Listings of boxed layout items:

┄┄┄┄┄┄┄┄┄┄┄┄┄┄┄┄┄┄┄┄

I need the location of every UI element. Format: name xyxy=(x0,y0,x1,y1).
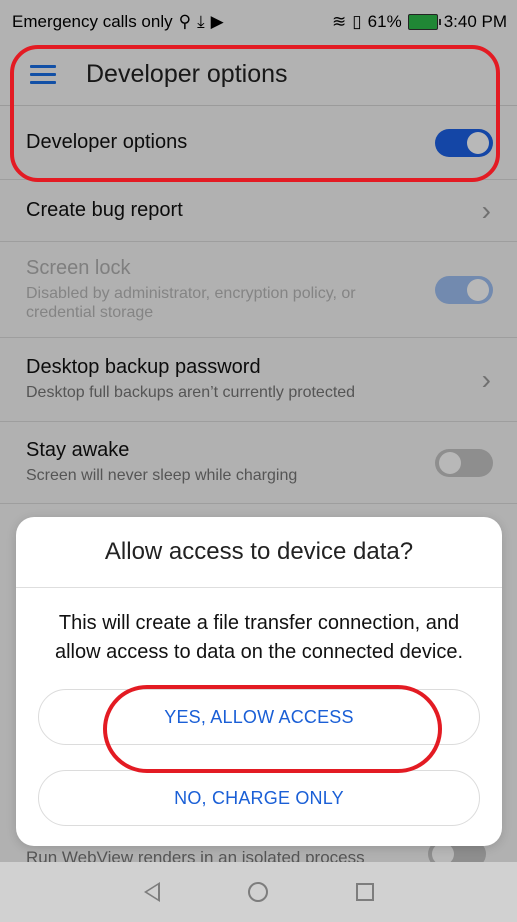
red-highlight-yes-button xyxy=(103,685,442,773)
allow-access-dialog: Allow access to device data? This will c… xyxy=(16,517,502,846)
red-highlight-developer-options xyxy=(10,45,500,182)
home-icon[interactable] xyxy=(247,882,268,902)
dialog-title: Allow access to device data? xyxy=(16,517,502,588)
recent-apps-icon[interactable] xyxy=(355,883,374,901)
device-screen: Emergency calls only ⚲ ⤓ ▶ ≋ ▯ 61% 3:40 … xyxy=(0,0,517,922)
back-icon[interactable] xyxy=(143,882,160,902)
dialog-message: This will create a file transfer connect… xyxy=(54,612,464,663)
no-charge-only-button[interactable]: NO, CHARGE ONLY xyxy=(38,770,480,826)
navigation-bar xyxy=(0,862,517,922)
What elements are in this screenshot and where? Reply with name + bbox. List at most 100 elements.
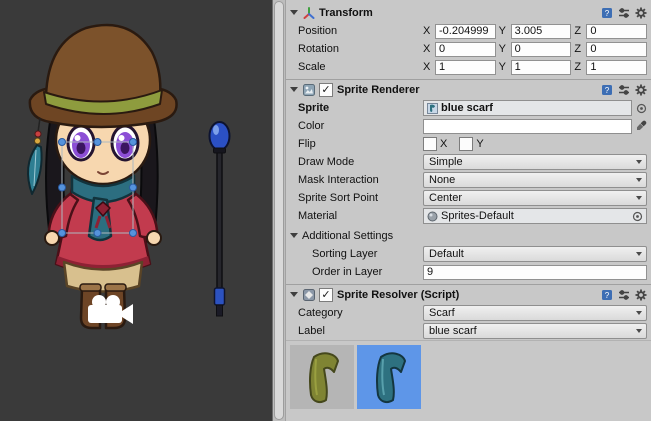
foldout-arrow-icon[interactable] <box>290 87 298 92</box>
svg-text:?: ? <box>604 9 609 18</box>
draw-mode-label: Draw Mode <box>298 156 423 168</box>
sprite-sort-point-dropdown[interactable]: Center <box>423 190 647 206</box>
svg-text:?: ? <box>604 86 609 95</box>
flip-row: Flip X Y <box>286 135 651 153</box>
transform-header[interactable]: Transform ? <box>286 3 651 22</box>
axis-y-label: Y <box>499 43 508 55</box>
sorting-layer-label: Sorting Layer <box>312 248 423 260</box>
flip-x-checkbox[interactable] <box>423 137 437 151</box>
position-row: Position X -0.204999 Y 3.005 Z 0 <box>286 22 651 40</box>
scene-view[interactable] <box>0 0 272 421</box>
sprite-object-field[interactable]: blue scarf <box>423 100 632 116</box>
mask-interaction-label: Mask Interaction <box>298 174 423 186</box>
additional-settings-foldout[interactable]: Additional Settings <box>286 226 651 245</box>
rotation-y-field[interactable]: 0 <box>511 42 572 57</box>
material-sphere-icon <box>427 211 438 222</box>
axis-z-label: Z <box>574 61 583 73</box>
axis-x-label: X <box>423 25 432 37</box>
foldout-arrow-icon[interactable] <box>290 233 298 238</box>
position-z-field[interactable]: 0 <box>586 24 647 39</box>
scale-x-field[interactable]: 1 <box>435 60 496 75</box>
inspector-scrollbar[interactable] <box>272 0 286 421</box>
sprite-renderer-enabled-checkbox[interactable]: ✓ <box>319 83 333 97</box>
order-in-layer-field[interactable]: 9 <box>423 265 647 280</box>
axis-x-label: X <box>423 61 432 73</box>
sprite-variant-list <box>286 340 651 421</box>
svg-text:?: ? <box>604 291 609 300</box>
sprite-renderer-icon <box>302 83 315 96</box>
axis-x-label: X <box>423 43 432 55</box>
order-in-layer-label: Order in Layer <box>312 266 423 278</box>
position-label: Position <box>298 25 423 37</box>
axis-y-label: Y <box>499 25 508 37</box>
sprite-resolver-header[interactable]: ✓ Sprite Resolver (Script) ? <box>286 284 651 304</box>
help-icon[interactable]: ? <box>600 83 613 96</box>
flip-y-label: Y <box>476 138 483 150</box>
scale-vector: X 1 Y 1 Z 1 <box>423 60 647 75</box>
sprite-resolver-enabled-checkbox[interactable]: ✓ <box>319 288 333 302</box>
draw-mode-dropdown[interactable]: Simple <box>423 154 647 170</box>
category-row: Category Scarf <box>286 304 651 322</box>
sprite-label: Sprite <box>298 102 423 114</box>
material-label: Material <box>298 210 423 222</box>
scale-z-field[interactable]: 1 <box>586 60 647 75</box>
axis-z-label: Z <box>574 43 583 55</box>
position-vector: X -0.204999 Y 3.005 Z 0 <box>423 24 647 39</box>
position-y-field[interactable]: 3.005 <box>511 24 572 39</box>
left-eye <box>68 126 94 160</box>
sprite-field-value: blue scarf <box>441 102 493 114</box>
help-icon[interactable]: ? <box>600 288 613 301</box>
eyedropper-icon[interactable] <box>635 120 647 132</box>
rotation-label: Rotation <box>298 43 423 55</box>
presets-icon[interactable] <box>617 6 630 19</box>
presets-icon[interactable] <box>617 288 630 301</box>
rotation-x-field[interactable]: 0 <box>435 42 496 57</box>
unity-editor-window: Transform ? Position X -0.204999 Y 3.005… <box>0 0 651 421</box>
presets-icon[interactable] <box>617 83 630 96</box>
gear-icon[interactable] <box>634 6 647 19</box>
green-scarf-thumbnail[interactable] <box>290 345 354 409</box>
scale-y-field[interactable]: 1 <box>511 60 572 75</box>
sprite-sort-point-row: Sprite Sort Point Center <box>286 189 651 207</box>
object-picker-icon[interactable] <box>635 102 647 114</box>
sprite-renderer-header[interactable]: ✓ Sprite Renderer ? <box>286 79 651 99</box>
blue-scarf-thumbnail[interactable] <box>357 345 421 409</box>
transform-icon <box>302 6 315 19</box>
help-icon[interactable]: ? <box>600 6 613 19</box>
material-object-field[interactable]: Sprites-Default <box>423 208 647 224</box>
scale-label: Scale <box>298 61 423 73</box>
rotation-z-field[interactable]: 0 <box>586 42 647 57</box>
label-dropdown[interactable]: blue scarf <box>423 323 647 339</box>
flip-label: Flip <box>298 138 423 150</box>
sprite-sort-point-label: Sprite Sort Point <box>298 192 423 204</box>
scrollbar-thumb[interactable] <box>274 1 284 420</box>
mask-interaction-dropdown[interactable]: None <box>423 172 647 188</box>
foldout-arrow-icon[interactable] <box>290 10 298 15</box>
flip-y-checkbox[interactable] <box>459 137 473 151</box>
axis-y-label: Y <box>499 61 508 73</box>
material-field-value: Sprites-Default <box>441 210 514 222</box>
foldout-arrow-icon[interactable] <box>290 292 298 297</box>
material-row: Material Sprites-Default <box>286 207 651 225</box>
sorting-layer-row: Sorting Layer Default <box>286 245 651 263</box>
scale-row: Scale X 1 Y 1 Z 1 <box>286 58 651 76</box>
gear-icon[interactable] <box>634 288 647 301</box>
sprite-thumbnail-icon <box>427 103 438 114</box>
object-picker-icon[interactable] <box>631 210 643 222</box>
sprite-row: Sprite blue scarf <box>286 99 651 117</box>
position-x-field[interactable]: -0.204999 <box>435 24 496 39</box>
axis-z-label: Z <box>574 25 583 37</box>
label-row: Label blue scarf <box>286 322 651 340</box>
draw-mode-row: Draw Mode Simple <box>286 153 651 171</box>
order-in-layer-row: Order in Layer 9 <box>286 263 651 281</box>
category-dropdown[interactable]: Scarf <box>423 305 647 321</box>
sorting-layer-dropdown[interactable]: Default <box>423 246 647 262</box>
rotation-vector: X 0 Y 0 Z 0 <box>423 42 647 57</box>
label-label: Label <box>298 325 423 337</box>
transform-title: Transform <box>319 7 373 19</box>
inspector-panel: Transform ? Position X -0.204999 Y 3.005… <box>286 0 651 421</box>
scene-canvas <box>0 0 272 421</box>
sprite-renderer-title: Sprite Renderer <box>337 84 420 96</box>
gear-icon[interactable] <box>634 83 647 96</box>
color-swatch-field[interactable] <box>423 119 632 134</box>
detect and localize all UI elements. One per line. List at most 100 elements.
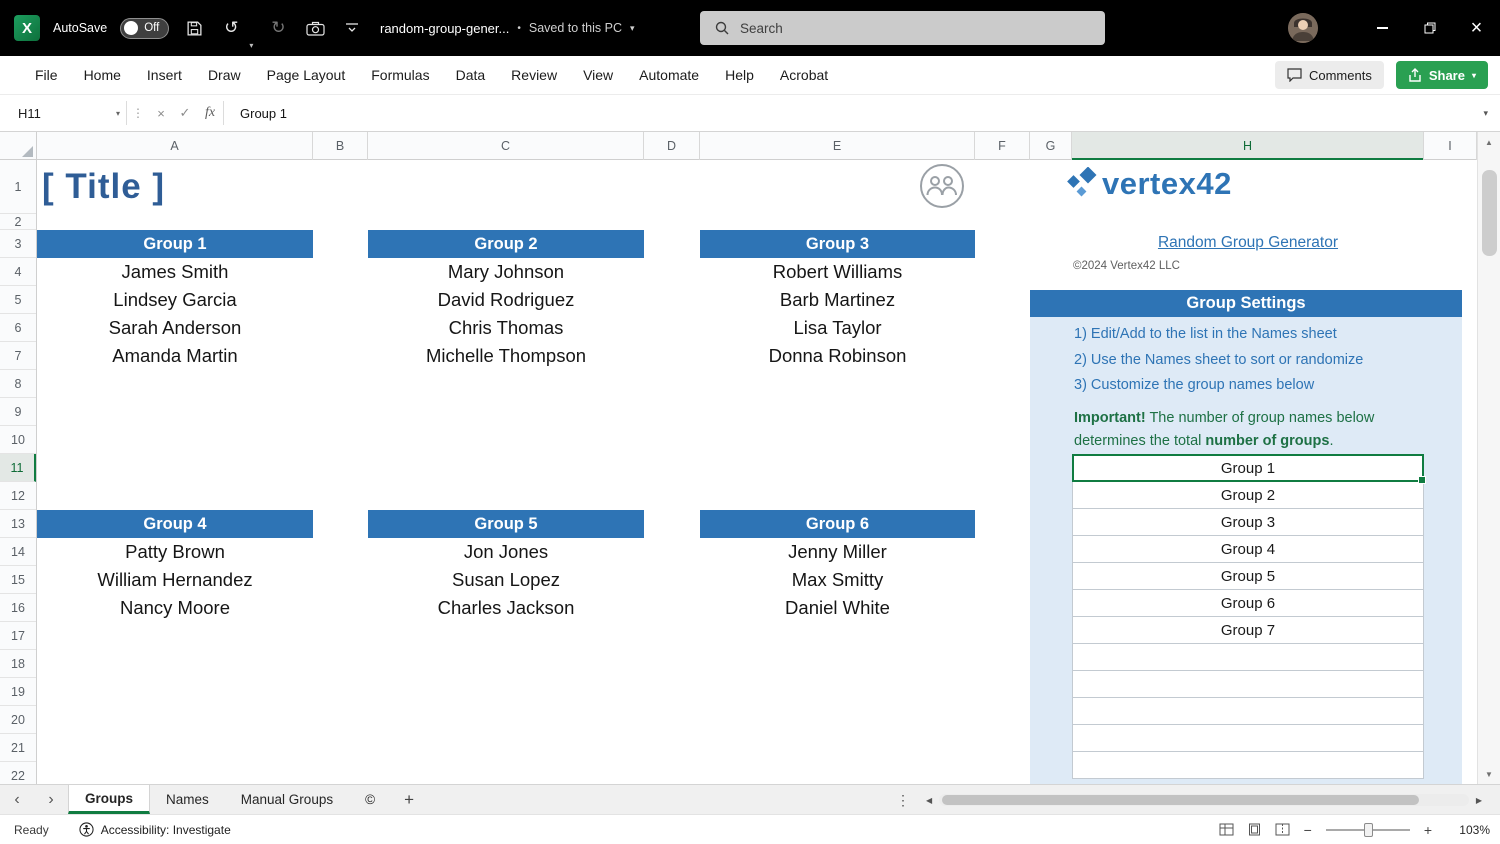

┄┄┄┄┄┄┄┄┄┄┄┄┄┄┄┄┄┄┄┄

Please copy out the rows above word for word, starting at the line that contains "foldout-arrow-icon[interactable] <box>290 87" and ending at the line that contains "scene-view[interactable] <box>0 0", with both of those lines included.

WRITTEN ANSWER =
foldout-arrow-icon[interactable] <box>290 87 298 92</box>
svg-text:?: ? <box>604 9 609 18</box>
draw-mode-label: Draw Mode <box>298 156 423 168</box>
sprite-sort-point-dropdown[interactable]: Center <box>423 190 647 206</box>
svg-text:?: ? <box>604 86 609 95</box>
flip-row: Flip X Y <box>286 135 651 153</box>
transform-header[interactable]: Transform ? <box>286 3 651 22</box>
axis-y-label: Y <box>499 43 508 55</box>
sorting-layer-label: Sorting Layer <box>312 248 423 260</box>
flip-x-checkbox[interactable] <box>423 137 437 151</box>
position-row: Position X -0.204999 Y 3.005 Z 0 <box>286 22 651 40</box>
scene-view[interactable] <box>0 0 272 421</box>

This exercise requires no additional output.